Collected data
· · · · · · ·

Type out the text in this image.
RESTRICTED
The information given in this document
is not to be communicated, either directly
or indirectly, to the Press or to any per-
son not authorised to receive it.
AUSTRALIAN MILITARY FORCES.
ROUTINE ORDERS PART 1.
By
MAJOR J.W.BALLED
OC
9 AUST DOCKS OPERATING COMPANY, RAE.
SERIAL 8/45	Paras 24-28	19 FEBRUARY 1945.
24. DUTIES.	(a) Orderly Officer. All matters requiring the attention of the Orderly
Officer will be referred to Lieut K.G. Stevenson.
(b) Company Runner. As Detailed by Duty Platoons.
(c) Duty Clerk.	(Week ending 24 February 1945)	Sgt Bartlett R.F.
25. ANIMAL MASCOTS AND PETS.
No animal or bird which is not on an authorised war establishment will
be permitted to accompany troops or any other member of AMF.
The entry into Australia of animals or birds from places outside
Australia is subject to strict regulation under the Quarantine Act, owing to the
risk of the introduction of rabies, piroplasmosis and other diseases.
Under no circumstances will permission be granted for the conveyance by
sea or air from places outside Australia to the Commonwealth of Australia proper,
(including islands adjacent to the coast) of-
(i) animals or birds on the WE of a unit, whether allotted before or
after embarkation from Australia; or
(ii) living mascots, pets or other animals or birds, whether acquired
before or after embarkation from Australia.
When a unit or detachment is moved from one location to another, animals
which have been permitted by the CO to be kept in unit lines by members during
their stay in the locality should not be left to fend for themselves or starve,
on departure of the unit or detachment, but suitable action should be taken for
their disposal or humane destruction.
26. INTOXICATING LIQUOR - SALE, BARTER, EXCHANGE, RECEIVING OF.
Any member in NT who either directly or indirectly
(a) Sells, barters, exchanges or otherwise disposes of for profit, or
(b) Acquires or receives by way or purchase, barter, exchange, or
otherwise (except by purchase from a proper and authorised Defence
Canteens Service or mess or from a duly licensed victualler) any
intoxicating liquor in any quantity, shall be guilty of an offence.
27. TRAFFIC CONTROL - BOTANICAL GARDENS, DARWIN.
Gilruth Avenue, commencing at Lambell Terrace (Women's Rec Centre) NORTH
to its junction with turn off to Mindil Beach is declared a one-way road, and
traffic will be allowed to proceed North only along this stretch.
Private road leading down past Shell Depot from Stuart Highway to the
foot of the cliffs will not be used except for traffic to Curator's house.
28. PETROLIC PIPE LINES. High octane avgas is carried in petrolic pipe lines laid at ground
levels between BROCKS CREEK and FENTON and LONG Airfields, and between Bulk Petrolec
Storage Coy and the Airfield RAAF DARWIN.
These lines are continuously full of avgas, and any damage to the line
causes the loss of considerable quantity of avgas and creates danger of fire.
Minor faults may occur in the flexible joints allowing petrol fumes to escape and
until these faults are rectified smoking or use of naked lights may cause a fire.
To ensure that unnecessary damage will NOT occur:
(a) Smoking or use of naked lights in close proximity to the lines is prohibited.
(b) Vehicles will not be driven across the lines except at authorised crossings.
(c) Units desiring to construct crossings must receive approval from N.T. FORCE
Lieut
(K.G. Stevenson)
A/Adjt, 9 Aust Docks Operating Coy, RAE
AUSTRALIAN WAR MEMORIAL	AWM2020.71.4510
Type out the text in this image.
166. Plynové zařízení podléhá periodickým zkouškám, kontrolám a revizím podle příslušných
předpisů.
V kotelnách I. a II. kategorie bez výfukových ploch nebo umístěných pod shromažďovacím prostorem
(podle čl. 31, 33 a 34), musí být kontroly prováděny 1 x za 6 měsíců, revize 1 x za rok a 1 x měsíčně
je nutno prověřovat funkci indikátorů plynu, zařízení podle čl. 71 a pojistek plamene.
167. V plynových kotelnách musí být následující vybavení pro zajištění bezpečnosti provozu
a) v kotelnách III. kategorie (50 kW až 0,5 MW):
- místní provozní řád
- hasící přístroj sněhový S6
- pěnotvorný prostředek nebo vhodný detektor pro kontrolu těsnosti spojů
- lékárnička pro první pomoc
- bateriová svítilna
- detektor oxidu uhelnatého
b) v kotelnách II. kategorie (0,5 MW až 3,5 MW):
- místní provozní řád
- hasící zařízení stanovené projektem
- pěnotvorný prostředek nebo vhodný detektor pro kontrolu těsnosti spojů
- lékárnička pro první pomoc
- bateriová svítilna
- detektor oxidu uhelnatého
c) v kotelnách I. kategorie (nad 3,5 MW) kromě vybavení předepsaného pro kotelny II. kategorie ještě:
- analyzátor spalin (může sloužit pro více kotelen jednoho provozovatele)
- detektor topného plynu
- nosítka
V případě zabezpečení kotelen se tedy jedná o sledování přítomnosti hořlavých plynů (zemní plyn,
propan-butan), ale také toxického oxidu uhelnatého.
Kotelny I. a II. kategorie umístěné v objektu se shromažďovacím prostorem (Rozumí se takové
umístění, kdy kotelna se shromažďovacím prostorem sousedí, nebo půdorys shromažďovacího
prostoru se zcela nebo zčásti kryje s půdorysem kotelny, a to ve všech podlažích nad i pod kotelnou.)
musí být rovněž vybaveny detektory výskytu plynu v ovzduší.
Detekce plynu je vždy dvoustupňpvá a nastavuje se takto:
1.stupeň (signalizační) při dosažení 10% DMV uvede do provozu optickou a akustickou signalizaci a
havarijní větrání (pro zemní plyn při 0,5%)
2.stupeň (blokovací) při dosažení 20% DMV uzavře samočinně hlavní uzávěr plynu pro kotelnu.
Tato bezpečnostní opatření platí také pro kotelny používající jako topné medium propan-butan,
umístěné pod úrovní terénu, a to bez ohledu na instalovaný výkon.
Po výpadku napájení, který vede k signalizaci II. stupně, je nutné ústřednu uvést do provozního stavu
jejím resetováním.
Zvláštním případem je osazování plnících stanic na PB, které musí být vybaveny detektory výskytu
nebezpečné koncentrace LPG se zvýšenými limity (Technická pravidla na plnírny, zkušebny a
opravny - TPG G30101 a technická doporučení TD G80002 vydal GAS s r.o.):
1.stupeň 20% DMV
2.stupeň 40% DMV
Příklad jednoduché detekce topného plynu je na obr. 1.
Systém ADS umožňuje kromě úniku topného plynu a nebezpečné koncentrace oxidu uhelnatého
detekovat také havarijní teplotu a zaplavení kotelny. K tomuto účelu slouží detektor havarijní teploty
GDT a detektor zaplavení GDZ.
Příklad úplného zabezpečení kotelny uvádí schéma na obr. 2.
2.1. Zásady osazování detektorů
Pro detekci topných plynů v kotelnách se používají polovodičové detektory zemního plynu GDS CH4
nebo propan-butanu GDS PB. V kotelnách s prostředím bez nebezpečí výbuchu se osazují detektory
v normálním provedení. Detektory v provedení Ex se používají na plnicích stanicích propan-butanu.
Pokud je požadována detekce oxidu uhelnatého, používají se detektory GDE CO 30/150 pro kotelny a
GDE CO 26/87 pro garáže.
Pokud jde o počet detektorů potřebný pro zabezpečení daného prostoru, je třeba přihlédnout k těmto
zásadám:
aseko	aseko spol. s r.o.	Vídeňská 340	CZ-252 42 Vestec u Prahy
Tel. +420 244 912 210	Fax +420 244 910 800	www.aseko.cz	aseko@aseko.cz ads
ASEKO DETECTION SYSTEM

· · · · · · ·

**Problem statement**
Copy every line in the records above that contains the word "crossings".

**The reply**
(b) Vehicles will not be driven across the lines except at authorised crossings.
(c) Units desiring to construct crossings must receive approval from N.T. FORCE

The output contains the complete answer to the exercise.